(Records from a dataset)
##############################

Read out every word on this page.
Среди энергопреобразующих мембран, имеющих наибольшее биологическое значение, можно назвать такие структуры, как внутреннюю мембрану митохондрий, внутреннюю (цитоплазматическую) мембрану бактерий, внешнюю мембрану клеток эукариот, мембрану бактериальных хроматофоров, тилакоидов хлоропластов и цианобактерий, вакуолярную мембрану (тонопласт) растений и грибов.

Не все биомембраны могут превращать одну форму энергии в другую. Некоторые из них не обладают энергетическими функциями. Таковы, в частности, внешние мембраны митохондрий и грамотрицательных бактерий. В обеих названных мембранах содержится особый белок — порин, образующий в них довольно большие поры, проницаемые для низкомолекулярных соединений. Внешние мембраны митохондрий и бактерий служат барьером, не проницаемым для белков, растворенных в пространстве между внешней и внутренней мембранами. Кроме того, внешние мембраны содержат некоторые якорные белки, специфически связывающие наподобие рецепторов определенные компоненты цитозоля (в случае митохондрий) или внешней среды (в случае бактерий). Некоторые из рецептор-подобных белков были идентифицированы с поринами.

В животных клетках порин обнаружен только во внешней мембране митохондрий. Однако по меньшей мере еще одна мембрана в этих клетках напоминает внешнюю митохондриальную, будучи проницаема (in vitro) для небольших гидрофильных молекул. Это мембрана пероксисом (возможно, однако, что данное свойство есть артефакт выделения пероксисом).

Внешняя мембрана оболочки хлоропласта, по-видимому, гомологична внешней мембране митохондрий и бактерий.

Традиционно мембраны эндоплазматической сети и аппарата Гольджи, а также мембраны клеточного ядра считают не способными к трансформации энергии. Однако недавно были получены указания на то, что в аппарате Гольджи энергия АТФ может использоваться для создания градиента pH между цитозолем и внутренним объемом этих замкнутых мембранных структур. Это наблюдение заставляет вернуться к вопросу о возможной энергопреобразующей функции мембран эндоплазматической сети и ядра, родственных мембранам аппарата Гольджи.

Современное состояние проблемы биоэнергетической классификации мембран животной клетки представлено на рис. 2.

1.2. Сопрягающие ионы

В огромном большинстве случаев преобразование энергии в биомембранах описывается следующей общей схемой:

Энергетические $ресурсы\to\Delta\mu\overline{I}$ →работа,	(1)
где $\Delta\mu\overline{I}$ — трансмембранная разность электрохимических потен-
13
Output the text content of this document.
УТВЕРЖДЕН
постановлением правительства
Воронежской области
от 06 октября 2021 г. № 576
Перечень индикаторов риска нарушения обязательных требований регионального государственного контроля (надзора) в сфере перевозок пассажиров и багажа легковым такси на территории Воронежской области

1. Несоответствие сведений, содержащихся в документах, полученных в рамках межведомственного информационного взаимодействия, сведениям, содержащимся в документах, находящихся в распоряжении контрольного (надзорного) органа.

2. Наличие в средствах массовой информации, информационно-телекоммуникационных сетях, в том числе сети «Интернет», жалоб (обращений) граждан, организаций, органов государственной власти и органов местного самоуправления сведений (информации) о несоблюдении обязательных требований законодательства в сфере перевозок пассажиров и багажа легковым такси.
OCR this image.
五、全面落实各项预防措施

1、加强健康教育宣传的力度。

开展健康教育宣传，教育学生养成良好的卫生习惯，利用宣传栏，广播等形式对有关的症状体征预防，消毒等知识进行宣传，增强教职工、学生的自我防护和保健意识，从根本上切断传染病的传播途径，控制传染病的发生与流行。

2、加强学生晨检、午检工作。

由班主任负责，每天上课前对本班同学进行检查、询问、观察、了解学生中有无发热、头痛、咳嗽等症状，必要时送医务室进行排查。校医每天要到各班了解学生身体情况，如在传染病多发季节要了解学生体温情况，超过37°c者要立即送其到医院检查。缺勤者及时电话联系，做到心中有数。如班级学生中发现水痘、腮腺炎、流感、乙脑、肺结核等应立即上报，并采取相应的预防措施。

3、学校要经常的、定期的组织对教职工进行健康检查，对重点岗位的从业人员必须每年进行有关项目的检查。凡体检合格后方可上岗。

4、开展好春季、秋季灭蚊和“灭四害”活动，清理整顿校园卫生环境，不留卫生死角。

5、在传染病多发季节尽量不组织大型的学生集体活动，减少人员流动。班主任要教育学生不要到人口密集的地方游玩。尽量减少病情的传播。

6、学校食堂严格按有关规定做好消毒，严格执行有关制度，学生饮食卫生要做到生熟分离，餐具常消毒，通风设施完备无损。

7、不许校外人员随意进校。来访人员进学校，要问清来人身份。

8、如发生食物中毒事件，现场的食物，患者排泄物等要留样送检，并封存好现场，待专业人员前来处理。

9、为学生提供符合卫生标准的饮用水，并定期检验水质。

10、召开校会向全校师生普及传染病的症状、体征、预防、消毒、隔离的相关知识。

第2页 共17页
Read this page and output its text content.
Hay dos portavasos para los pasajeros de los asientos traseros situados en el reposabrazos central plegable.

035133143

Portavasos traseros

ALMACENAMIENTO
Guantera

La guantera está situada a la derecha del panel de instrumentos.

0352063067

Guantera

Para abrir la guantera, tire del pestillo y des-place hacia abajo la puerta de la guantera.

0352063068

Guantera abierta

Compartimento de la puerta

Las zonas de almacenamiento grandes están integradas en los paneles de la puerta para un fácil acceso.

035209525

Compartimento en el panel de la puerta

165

##############################

### PROBLEM REQUIREMENTS
Find each line that has the word "мембраны", then copy it out.

### RESULT FOR THIS TASK
Не все биомембраны могут превращать одну форму энергии в другую. Некоторые из них не обладают энергетическими функциями. Таковы, в частности, внешние мембраны митохондрий и грамотрицательных бактерий. В обеих названных мембранах содержится особый белок — порин, образующий в них довольно большие поры, проницаемые для низкомолекулярных соединений. Внешние мембраны митохондрий и бактерий служат барьером, не проницаемым для белков, растворенных в пространстве между внешней и внутренней мембранами. Кроме того, внешние мембраны содержат некоторые якорные белки, специфически связывающие наподобие рецепторов определенные компоненты цитозоля (в случае митохондрий) или внешней среды (в случае бактерий). Некоторые из рецептор-подобных белков были идентифицированы с поринами.
Традиционно мембраны эндоплазматической сети и аппарата Гольджи, а также мембраны клеточного ядра считают не способными к трансформации энергии. Однако недавно были получены указания на то, что в аппарате Гольджи энергия АТФ может использоваться для создания градиента pH между цитозолем и внутренним объемом этих замкнутых мембранных структур. Это наблюдение заставляет вернуться к вопросу о возможной энергопреобразующей функции мембран эндоплазматической сети и ядра, родственных мембранам аппарата Гольджи.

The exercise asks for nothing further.